**Excerpted data**:
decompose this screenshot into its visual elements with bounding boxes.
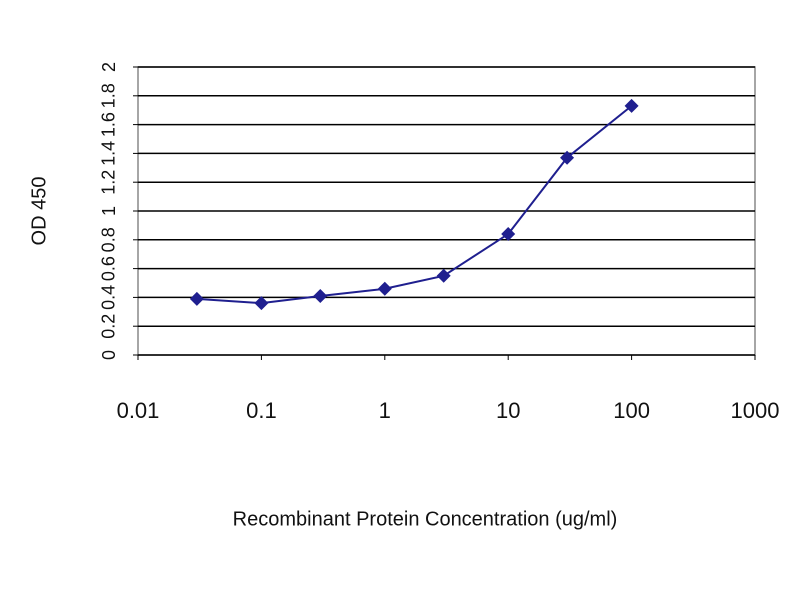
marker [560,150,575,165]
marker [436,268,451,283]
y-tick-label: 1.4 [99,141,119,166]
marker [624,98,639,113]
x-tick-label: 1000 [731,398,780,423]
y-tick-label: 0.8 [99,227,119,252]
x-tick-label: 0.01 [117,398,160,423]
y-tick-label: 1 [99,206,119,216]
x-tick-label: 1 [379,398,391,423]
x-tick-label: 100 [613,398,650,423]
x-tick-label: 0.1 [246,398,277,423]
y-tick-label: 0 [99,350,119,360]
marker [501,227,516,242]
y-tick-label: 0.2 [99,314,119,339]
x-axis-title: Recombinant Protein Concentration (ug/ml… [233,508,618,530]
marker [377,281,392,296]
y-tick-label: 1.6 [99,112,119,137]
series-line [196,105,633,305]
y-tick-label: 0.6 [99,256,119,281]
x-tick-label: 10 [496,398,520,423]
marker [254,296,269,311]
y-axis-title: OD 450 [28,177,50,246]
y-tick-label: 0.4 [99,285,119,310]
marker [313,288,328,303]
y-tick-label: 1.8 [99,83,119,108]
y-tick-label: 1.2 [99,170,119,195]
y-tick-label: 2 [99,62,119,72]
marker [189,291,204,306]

**Exercise details**:
Each record must be set down again without alteration, and no picture may be carried over.

**Answer to the problem**:
decompose this screenshot into its visual elements with bounding boxes.
marker [560,150,575,165]
marker [436,268,451,283]
y-tick-label: 1.4 [99,141,119,166]
marker [624,98,639,113]
x-tick-label: 1000 [731,398,780,423]
y-tick-label: 0.8 [99,227,119,252]
x-tick-label: 0.01 [117,398,160,423]
y-tick-label: 1 [99,206,119,216]
x-tick-label: 1 [379,398,391,423]
x-tick-label: 100 [613,398,650,423]
x-tick-label: 0.1 [246,398,277,423]
y-tick-label: 0 [99,350,119,360]
marker [501,227,516,242]
y-tick-label: 0.2 [99,314,119,339]
x-axis-title: Recombinant Protein Concentration (ug/ml… [233,508,618,530]
marker [377,281,392,296]
y-tick-label: 1.6 [99,112,119,137]
series-line [196,105,633,305]
y-tick-label: 0.6 [99,256,119,281]
x-tick-label: 10 [496,398,520,423]
marker [254,296,269,311]
y-axis-title: OD 450 [28,177,50,246]
y-tick-label: 0.4 [99,285,119,310]
marker [313,288,328,303]
y-tick-label: 1.8 [99,83,119,108]
y-tick-label: 1.2 [99,170,119,195]
y-tick-label: 2 [99,62,119,72]
marker [189,291,204,306]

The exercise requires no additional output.